## Short problem
Print out every line, exactly as written.

────────

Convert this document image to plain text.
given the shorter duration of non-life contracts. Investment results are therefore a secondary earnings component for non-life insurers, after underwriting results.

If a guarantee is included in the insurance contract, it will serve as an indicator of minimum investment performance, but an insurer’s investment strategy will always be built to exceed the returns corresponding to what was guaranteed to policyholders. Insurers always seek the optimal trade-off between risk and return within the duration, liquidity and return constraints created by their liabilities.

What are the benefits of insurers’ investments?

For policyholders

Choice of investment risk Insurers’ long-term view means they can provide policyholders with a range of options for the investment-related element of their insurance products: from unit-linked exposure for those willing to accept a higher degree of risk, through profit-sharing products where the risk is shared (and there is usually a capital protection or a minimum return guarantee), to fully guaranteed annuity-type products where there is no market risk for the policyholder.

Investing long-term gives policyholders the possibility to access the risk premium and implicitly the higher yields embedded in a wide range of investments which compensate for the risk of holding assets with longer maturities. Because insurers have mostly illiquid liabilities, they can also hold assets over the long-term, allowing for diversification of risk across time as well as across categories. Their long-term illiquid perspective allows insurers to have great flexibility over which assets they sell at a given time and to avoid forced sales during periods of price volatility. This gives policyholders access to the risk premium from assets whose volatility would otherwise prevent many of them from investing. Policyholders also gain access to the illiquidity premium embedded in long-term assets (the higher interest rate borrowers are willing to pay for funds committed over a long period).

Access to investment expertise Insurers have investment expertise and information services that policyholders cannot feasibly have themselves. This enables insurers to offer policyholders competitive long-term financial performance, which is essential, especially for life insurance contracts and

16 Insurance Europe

────────

## Written solution
Convert this document image to plain text.
given the shorter duration of non-life contracts. Investment results are therefore a secondary earnings component for non-life insurers, after underwriting results.

If a guarantee is included in the insurance contract, it will serve as an indicator of minimum investment performance, but an insurer’s investment strategy will always be built to exceed the returns corresponding to what was guaranteed to policyholders. Insurers always seek the optimal trade-off between risk and return within the duration, liquidity and return constraints created by their liabilities.

What are the benefits of insurers’ investments?

For policyholders

Choice of investment risk Insurers’ long-term view means they can provide policyholders with a range of options for the investment-related element of their insurance products: from unit-linked exposure for those willing to accept a higher degree of risk, through profit-sharing products where the risk is shared (and there is usually a capital protection or a minimum return guarantee), to fully guaranteed annuity-type products where there is no market risk for the policyholder.

Investing long-term gives policyholders the possibility to access the risk premium and implicitly the higher yields embedded in a wide range of investments which compensate for the risk of holding assets with longer maturities. Because insurers have mostly illiquid liabilities, they can also hold assets over the long-term, allowing for diversification of risk across time as well as across categories. Their long-term illiquid perspective allows insurers to have great flexibility over which assets they sell at a given time and to avoid forced sales during periods of price volatility. This gives policyholders access to the risk premium from assets whose volatility would otherwise prevent many of them from investing. Policyholders also gain access to the illiquidity premium embedded in long-term assets (the higher interest rate borrowers are willing to pay for funds committed over a long period).

Access to investment expertise Insurers have investment expertise and information services that policyholders cannot feasibly have themselves. This enables insurers to offer policyholders competitive long-term financial performance, which is essential, especially for life insurance contracts and

16 Insurance Europe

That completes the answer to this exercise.